=== MATERIALS PROVIDED ===

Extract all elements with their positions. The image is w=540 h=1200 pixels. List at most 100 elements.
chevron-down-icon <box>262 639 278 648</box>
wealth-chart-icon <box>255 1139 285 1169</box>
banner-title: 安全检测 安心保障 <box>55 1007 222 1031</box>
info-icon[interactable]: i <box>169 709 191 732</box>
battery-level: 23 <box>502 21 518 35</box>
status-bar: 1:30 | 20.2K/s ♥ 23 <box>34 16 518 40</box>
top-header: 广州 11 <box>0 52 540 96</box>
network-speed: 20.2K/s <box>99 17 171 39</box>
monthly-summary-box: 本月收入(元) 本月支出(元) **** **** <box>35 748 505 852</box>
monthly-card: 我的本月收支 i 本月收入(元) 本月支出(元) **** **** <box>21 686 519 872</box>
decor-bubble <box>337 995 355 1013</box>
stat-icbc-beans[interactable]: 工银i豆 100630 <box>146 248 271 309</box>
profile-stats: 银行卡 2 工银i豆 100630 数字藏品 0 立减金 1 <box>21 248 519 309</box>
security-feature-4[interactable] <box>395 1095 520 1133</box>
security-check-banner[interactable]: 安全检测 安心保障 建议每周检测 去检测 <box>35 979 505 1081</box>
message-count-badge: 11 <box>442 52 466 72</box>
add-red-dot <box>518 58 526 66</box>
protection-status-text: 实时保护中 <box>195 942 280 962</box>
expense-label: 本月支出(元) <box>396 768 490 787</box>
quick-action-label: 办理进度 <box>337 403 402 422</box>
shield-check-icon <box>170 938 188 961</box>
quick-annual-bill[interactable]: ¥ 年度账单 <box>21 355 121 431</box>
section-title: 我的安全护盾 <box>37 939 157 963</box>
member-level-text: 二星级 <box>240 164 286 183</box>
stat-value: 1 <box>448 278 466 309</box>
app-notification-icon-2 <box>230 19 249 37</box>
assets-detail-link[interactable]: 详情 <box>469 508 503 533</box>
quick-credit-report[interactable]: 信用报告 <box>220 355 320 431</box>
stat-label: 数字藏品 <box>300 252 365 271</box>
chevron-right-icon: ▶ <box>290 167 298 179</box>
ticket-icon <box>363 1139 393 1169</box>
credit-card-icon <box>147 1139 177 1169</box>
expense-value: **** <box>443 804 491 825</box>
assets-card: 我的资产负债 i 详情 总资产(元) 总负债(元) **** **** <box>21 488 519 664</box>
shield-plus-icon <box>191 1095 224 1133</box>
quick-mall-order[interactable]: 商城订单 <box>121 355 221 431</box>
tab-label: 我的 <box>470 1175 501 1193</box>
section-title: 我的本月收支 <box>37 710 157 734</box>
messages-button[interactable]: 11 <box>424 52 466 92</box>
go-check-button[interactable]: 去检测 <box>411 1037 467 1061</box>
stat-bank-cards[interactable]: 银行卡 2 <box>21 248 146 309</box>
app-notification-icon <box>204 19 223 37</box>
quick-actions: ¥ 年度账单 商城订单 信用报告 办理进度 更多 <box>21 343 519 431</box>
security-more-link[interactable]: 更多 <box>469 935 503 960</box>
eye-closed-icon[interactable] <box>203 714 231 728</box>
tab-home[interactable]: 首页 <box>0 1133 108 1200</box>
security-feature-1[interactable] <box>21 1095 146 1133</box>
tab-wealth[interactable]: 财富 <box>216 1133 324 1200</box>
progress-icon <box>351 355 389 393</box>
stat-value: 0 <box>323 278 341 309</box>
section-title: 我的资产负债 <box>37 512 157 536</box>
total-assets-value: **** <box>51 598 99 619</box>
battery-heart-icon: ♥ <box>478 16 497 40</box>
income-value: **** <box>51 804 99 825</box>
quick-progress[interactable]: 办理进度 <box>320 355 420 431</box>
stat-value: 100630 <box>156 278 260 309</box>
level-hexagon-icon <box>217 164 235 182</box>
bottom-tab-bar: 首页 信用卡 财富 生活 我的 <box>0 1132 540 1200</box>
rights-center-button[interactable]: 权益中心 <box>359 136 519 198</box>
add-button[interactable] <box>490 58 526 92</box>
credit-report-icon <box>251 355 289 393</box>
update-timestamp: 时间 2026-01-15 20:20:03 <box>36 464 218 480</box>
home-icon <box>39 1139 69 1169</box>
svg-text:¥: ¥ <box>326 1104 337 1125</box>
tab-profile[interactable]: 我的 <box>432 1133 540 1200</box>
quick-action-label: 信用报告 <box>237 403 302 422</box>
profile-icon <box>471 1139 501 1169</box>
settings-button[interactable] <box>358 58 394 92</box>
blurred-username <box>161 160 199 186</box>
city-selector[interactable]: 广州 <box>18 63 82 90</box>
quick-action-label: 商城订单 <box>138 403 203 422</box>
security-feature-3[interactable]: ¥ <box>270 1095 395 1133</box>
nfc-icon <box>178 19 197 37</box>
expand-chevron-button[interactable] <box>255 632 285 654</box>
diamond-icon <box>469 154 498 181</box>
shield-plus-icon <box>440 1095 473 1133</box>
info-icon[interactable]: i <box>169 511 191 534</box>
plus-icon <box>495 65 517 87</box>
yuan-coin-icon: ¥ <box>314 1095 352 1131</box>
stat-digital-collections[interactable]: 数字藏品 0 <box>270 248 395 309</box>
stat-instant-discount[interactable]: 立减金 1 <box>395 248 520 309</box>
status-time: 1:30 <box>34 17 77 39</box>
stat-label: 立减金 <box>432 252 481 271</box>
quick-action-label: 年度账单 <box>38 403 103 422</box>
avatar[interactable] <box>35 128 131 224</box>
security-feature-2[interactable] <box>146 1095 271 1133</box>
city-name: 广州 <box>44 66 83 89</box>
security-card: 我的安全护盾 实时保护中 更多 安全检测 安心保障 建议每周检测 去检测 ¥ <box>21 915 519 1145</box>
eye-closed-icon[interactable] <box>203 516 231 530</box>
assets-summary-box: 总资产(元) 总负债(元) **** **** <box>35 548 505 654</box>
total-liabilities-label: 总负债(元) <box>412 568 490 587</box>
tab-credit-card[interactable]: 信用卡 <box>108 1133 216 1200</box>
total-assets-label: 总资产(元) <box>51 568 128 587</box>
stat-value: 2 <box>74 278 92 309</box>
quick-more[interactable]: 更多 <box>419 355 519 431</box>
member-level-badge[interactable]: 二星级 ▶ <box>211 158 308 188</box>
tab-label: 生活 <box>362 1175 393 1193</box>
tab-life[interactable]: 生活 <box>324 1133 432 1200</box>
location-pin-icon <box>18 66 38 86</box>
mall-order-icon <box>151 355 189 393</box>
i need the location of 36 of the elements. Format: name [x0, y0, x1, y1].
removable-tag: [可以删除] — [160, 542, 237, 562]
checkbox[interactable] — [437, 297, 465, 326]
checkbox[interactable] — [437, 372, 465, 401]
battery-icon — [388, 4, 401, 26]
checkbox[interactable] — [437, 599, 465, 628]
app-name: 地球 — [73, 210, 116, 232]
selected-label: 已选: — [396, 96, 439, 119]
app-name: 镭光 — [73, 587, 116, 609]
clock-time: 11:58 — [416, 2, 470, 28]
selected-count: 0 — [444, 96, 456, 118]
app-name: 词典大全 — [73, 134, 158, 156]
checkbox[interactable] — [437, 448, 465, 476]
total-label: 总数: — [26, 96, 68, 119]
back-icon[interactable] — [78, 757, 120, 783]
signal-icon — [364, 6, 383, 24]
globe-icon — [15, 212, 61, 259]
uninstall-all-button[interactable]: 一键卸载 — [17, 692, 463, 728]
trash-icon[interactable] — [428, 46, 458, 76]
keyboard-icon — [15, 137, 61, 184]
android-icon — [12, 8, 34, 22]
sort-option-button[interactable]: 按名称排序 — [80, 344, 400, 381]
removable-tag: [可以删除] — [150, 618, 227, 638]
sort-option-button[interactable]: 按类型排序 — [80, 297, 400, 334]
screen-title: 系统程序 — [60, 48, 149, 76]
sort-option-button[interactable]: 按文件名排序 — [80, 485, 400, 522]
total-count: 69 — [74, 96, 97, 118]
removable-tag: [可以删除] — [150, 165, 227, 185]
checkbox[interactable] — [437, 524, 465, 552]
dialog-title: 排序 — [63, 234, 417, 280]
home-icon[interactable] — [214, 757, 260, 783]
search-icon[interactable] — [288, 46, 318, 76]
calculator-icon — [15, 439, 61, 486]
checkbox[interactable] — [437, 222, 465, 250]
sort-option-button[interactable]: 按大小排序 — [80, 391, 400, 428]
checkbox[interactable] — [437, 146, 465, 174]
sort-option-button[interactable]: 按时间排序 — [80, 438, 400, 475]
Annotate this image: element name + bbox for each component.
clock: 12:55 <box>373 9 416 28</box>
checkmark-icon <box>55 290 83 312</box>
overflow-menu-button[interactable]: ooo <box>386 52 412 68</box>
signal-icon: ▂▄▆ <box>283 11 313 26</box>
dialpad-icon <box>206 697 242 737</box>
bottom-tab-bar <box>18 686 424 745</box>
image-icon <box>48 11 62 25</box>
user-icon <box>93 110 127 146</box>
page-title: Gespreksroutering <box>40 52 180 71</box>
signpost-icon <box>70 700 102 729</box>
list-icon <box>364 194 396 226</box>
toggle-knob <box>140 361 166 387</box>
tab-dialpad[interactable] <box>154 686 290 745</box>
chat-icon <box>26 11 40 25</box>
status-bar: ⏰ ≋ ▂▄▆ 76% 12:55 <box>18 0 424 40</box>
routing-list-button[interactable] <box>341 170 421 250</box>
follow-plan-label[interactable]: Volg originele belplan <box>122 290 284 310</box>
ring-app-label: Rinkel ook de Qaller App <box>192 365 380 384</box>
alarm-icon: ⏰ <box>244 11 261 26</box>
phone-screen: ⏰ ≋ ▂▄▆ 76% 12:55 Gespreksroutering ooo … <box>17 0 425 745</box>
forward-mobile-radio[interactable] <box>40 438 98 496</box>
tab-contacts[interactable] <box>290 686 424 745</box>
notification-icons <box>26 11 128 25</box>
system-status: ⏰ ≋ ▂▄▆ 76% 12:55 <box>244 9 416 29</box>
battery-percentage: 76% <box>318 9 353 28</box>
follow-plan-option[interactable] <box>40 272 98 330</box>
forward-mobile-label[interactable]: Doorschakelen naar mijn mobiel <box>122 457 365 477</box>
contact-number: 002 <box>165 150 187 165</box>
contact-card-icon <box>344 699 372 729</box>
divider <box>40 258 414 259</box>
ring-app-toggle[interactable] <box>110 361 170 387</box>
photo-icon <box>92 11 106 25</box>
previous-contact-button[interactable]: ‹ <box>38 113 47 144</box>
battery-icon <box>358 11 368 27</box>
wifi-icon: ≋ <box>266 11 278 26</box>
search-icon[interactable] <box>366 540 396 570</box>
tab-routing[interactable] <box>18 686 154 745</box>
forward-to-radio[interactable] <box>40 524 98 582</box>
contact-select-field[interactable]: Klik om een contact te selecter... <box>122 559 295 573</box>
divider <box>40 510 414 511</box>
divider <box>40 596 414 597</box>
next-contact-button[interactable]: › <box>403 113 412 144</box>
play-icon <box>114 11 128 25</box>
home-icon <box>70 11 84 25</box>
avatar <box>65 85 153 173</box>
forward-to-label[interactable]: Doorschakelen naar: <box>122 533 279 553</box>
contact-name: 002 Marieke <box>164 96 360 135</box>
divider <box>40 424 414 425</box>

===

— STATED EXERCISE —
Repeat the rows from the start of the rows through the line holding "battery-level: 23 <box>502 21 518 35</box>", inclusive.

— OUTPUT OF THE TASK —
Extract all elements with their positions. The image is w=540 h=1200 pixels. List at most 100 elements.
chevron-down-icon <box>262 639 278 648</box>
wealth-chart-icon <box>255 1139 285 1169</box>
banner-title: 安全检测 安心保障 <box>55 1007 222 1031</box>
info-icon[interactable]: i <box>169 709 191 732</box>
battery-level: 23 <box>502 21 518 35</box>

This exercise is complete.